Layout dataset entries
____________________
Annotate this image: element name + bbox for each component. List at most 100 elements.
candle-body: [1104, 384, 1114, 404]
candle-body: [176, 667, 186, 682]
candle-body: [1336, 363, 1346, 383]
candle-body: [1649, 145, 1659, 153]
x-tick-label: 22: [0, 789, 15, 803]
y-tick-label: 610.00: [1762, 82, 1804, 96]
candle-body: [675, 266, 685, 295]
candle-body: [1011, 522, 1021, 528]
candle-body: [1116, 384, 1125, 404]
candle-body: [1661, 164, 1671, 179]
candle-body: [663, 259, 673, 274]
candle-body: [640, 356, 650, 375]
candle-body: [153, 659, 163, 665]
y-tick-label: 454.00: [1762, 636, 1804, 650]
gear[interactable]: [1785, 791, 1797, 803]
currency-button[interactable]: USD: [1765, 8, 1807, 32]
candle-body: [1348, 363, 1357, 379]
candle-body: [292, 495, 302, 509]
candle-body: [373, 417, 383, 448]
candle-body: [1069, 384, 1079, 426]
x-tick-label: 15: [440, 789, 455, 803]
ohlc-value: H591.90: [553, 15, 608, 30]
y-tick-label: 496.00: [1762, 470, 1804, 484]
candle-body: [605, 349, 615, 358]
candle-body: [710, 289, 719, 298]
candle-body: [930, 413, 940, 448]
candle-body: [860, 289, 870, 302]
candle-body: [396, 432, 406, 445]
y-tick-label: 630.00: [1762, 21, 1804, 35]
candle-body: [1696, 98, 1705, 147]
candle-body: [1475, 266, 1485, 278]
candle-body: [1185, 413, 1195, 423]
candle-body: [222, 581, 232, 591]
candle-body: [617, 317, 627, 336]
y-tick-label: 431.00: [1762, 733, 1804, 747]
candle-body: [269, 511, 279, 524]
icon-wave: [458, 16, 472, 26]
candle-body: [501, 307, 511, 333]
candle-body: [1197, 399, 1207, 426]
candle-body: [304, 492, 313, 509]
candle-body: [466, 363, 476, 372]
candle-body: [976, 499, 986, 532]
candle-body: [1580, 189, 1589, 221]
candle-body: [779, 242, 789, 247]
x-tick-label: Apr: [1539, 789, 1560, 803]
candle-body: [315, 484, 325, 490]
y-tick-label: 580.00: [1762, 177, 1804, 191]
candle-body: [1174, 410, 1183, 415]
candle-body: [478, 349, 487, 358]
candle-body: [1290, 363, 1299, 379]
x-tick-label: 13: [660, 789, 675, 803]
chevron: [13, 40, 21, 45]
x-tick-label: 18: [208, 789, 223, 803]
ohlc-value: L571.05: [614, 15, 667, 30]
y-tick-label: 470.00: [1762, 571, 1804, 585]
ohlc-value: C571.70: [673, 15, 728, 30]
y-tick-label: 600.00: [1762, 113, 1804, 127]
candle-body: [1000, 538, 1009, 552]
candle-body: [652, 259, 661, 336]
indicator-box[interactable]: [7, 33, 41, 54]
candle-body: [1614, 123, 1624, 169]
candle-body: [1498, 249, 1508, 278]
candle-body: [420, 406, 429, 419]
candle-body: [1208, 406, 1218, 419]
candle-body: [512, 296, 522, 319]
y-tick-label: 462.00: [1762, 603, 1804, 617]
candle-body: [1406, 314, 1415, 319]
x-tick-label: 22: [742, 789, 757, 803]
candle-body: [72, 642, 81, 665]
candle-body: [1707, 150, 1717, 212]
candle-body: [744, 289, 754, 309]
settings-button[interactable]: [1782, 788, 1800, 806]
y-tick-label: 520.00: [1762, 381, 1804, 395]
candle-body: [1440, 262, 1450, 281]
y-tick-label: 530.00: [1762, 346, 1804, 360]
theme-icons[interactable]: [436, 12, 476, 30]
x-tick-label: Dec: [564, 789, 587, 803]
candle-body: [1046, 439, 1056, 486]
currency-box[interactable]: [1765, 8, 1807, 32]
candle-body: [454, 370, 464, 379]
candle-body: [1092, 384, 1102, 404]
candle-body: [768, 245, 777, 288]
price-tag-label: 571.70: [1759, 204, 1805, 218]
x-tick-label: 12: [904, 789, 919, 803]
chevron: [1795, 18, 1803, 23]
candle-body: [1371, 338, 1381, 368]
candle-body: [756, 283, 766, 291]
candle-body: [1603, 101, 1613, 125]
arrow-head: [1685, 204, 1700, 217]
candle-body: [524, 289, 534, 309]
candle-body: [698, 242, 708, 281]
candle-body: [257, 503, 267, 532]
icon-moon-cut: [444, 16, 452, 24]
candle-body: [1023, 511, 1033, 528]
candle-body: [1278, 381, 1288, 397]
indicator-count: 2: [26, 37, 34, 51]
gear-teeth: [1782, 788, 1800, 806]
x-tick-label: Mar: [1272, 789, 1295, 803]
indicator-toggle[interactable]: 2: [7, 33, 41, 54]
____________________
Aim: Output every line of the data above without changing a single character.

Full solution:
Annotate this image: element name + bbox for each component. List at most 100 elements.
candle-body: [1104, 384, 1114, 404]
candle-body: [176, 667, 186, 682]
candle-body: [1336, 363, 1346, 383]
candle-body: [1649, 145, 1659, 153]
x-tick-label: 22: [0, 789, 15, 803]
y-tick-label: 610.00: [1762, 82, 1804, 96]
candle-body: [675, 266, 685, 295]
candle-body: [1011, 522, 1021, 528]
candle-body: [1116, 384, 1125, 404]
candle-body: [1661, 164, 1671, 179]
candle-body: [663, 259, 673, 274]
candle-body: [640, 356, 650, 375]
candle-body: [153, 659, 163, 665]
y-tick-label: 454.00: [1762, 636, 1804, 650]
gear[interactable]: [1785, 791, 1797, 803]
currency-button[interactable]: USD: [1765, 8, 1807, 32]
candle-body: [1348, 363, 1357, 379]
candle-body: [292, 495, 302, 509]
candle-body: [373, 417, 383, 448]
candle-body: [1069, 384, 1079, 426]
x-tick-label: 15: [440, 789, 455, 803]
ohlc-value: H591.90: [553, 15, 608, 30]
y-tick-label: 496.00: [1762, 470, 1804, 484]
candle-body: [605, 349, 615, 358]
candle-body: [710, 289, 719, 298]
candle-body: [930, 413, 940, 448]
candle-body: [860, 289, 870, 302]
candle-body: [396, 432, 406, 445]
y-tick-label: 630.00: [1762, 21, 1804, 35]
candle-body: [1696, 98, 1705, 147]
candle-body: [1475, 266, 1485, 278]
candle-body: [1185, 413, 1195, 423]
candle-body: [222, 581, 232, 591]
candle-body: [617, 317, 627, 336]
y-tick-label: 431.00: [1762, 733, 1804, 747]
candle-body: [269, 511, 279, 524]
icon-wave: [458, 16, 472, 26]
candle-body: [501, 307, 511, 333]
candle-body: [1197, 399, 1207, 426]
candle-body: [304, 492, 313, 509]
candle-body: [466, 363, 476, 372]
candle-body: [976, 499, 986, 532]
candle-body: [1580, 189, 1589, 221]
candle-body: [779, 242, 789, 247]
x-tick-label: Apr: [1539, 789, 1560, 803]
candle-body: [315, 484, 325, 490]
y-tick-label: 580.00: [1762, 177, 1804, 191]
candle-body: [1174, 410, 1183, 415]
candle-body: [478, 349, 487, 358]
candle-body: [1290, 363, 1299, 379]
x-tick-label: 13: [660, 789, 675, 803]
chevron: [13, 40, 21, 45]
x-tick-label: 18: [208, 789, 223, 803]
ohlc-value: L571.05: [614, 15, 667, 30]
y-tick-label: 470.00: [1762, 571, 1804, 585]
ohlc-value: C571.70: [673, 15, 728, 30]
y-tick-label: 600.00: [1762, 113, 1804, 127]
candle-body: [1000, 538, 1009, 552]
candle-body: [652, 259, 661, 336]
indicator-box[interactable]: [7, 33, 41, 54]
candle-body: [1614, 123, 1624, 169]
candle-body: [1498, 249, 1508, 278]
candle-body: [420, 406, 429, 419]
candle-body: [1208, 406, 1218, 419]
candle-body: [512, 296, 522, 319]
y-tick-label: 462.00: [1762, 603, 1804, 617]
candle-body: [1406, 314, 1415, 319]
x-tick-label: 22: [742, 789, 757, 803]
candle-body: [72, 642, 81, 665]
candle-body: [1707, 150, 1717, 212]
candle-body: [744, 289, 754, 309]
settings-button[interactable]: [1782, 788, 1800, 806]
y-tick-label: 520.00: [1762, 381, 1804, 395]
candle-body: [1440, 262, 1450, 281]
y-tick-label: 530.00: [1762, 346, 1804, 360]
theme-icons[interactable]: [436, 12, 476, 30]
x-tick-label: Dec: [564, 789, 587, 803]
candle-body: [1046, 439, 1056, 486]
currency-box[interactable]: [1765, 8, 1807, 32]
candle-body: [454, 370, 464, 379]
candle-body: [1092, 384, 1102, 404]
candle-body: [768, 245, 777, 288]
price-tag-label: 571.70: [1759, 204, 1805, 218]
x-tick-label: 12: [904, 789, 919, 803]
chevron: [1795, 18, 1803, 23]
candle-body: [1371, 338, 1381, 368]
candle-body: [756, 283, 766, 291]
candle-body: [1603, 101, 1613, 125]
arrow-head: [1685, 204, 1700, 217]
candle-body: [524, 289, 534, 309]
candle-body: [698, 242, 708, 281]
candle-body: [257, 503, 267, 532]
icon-moon-cut: [444, 16, 452, 24]
candle-body: [1023, 511, 1033, 528]
candle-body: [1278, 381, 1288, 397]
indicator-count: 2: [26, 37, 34, 51]
gear-teeth: [1782, 788, 1800, 806]
x-tick-label: Mar: [1272, 789, 1295, 803]
indicator-toggle[interactable]: 2: [7, 33, 41, 54]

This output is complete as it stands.